§ **Extracted data**
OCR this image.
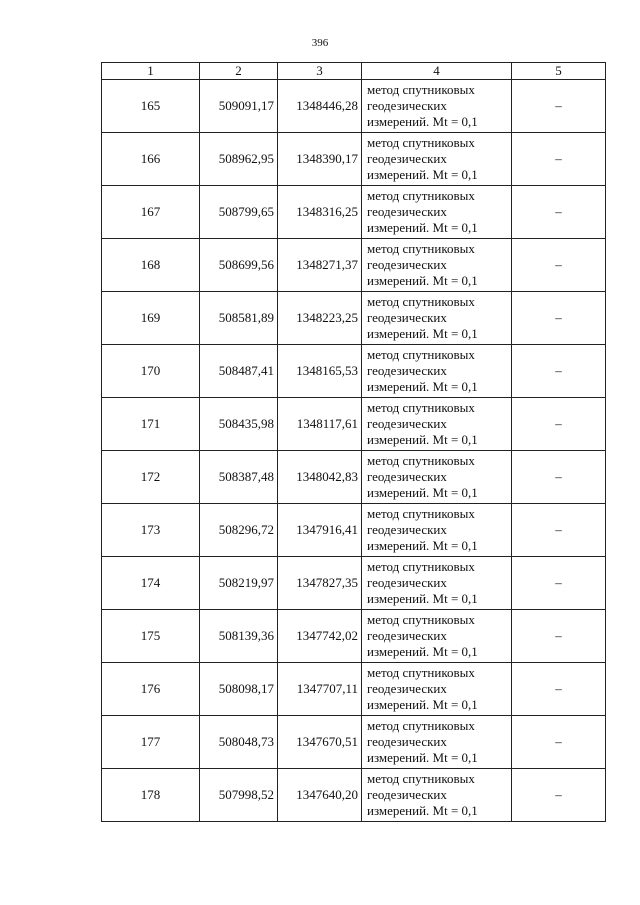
396
1	2	3	4	5
165	509091,17	1348446,28	метод спутниковых
геодезических
измерений. Mt = 0,1	–
166	508962,95	1348390,17	метод спутниковых
геодезических
измерений. Mt = 0,1	–
167	508799,65	1348316,25	метод спутниковых
геодезических
измерений. Mt = 0,1	–
168	508699,56	1348271,37	метод спутниковых
геодезических
измерений. Mt = 0,1	–
169	508581,89	1348223,25	метод спутниковых
геодезических
измерений. Mt = 0,1	–
170	508487,41	1348165,53	метод спутниковых
геодезических
измерений. Mt = 0,1	–
171	508435,98	1348117,61	метод спутниковых
геодезических
измерений. Mt = 0,1	–
172	508387,48	1348042,83	метод спутниковых
геодезических
измерений. Mt = 0,1	–
173	508296,72	1347916,41	метод спутниковых
геодезических
измерений. Mt = 0,1	–
174	508219,97	1347827,35	метод спутниковых
геодезических
измерений. Mt = 0,1	–
175	508139,36	1347742,02	метод спутниковых
геодезических
измерений. Mt = 0,1	–
176	508098,17	1347707,11	метод спутниковых
геодезических
измерений. Mt = 0,1	–
177	508048,73	1347670,51	метод спутниковых
геодезических
измерений. Mt = 0,1	–
178	507998,52	1347640,20	метод спутниковых
геодезических
измерений. Mt = 0,1	–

§ **What is asked**
Drop the images and repeat the data exactly.

§ **Solution to the problem**
OCR this image.
396
1	2	3	4	5
165	509091,17	1348446,28	метод спутниковых
геодезических
измерений. Mt = 0,1	–
166	508962,95	1348390,17	метод спутниковых
геодезических
измерений. Mt = 0,1	–
167	508799,65	1348316,25	метод спутниковых
геодезических
измерений. Mt = 0,1	–
168	508699,56	1348271,37	метод спутниковых
геодезических
измерений. Mt = 0,1	–
169	508581,89	1348223,25	метод спутниковых
геодезических
измерений. Mt = 0,1	–
170	508487,41	1348165,53	метод спутниковых
геодезических
измерений. Mt = 0,1	–
171	508435,98	1348117,61	метод спутниковых
геодезических
измерений. Mt = 0,1	–
172	508387,48	1348042,83	метод спутниковых
геодезических
измерений. Mt = 0,1	–
173	508296,72	1347916,41	метод спутниковых
геодезических
измерений. Mt = 0,1	–
174	508219,97	1347827,35	метод спутниковых
геодезических
измерений. Mt = 0,1	–
175	508139,36	1347742,02	метод спутниковых
геодезических
измерений. Mt = 0,1	–
176	508098,17	1347707,11	метод спутниковых
геодезических
измерений. Mt = 0,1	–
177	508048,73	1347670,51	метод спутниковых
геодезических
измерений. Mt = 0,1	–
178	507998,52	1347640,20	метод спутниковых
геодезических
измерений. Mt = 0,1	–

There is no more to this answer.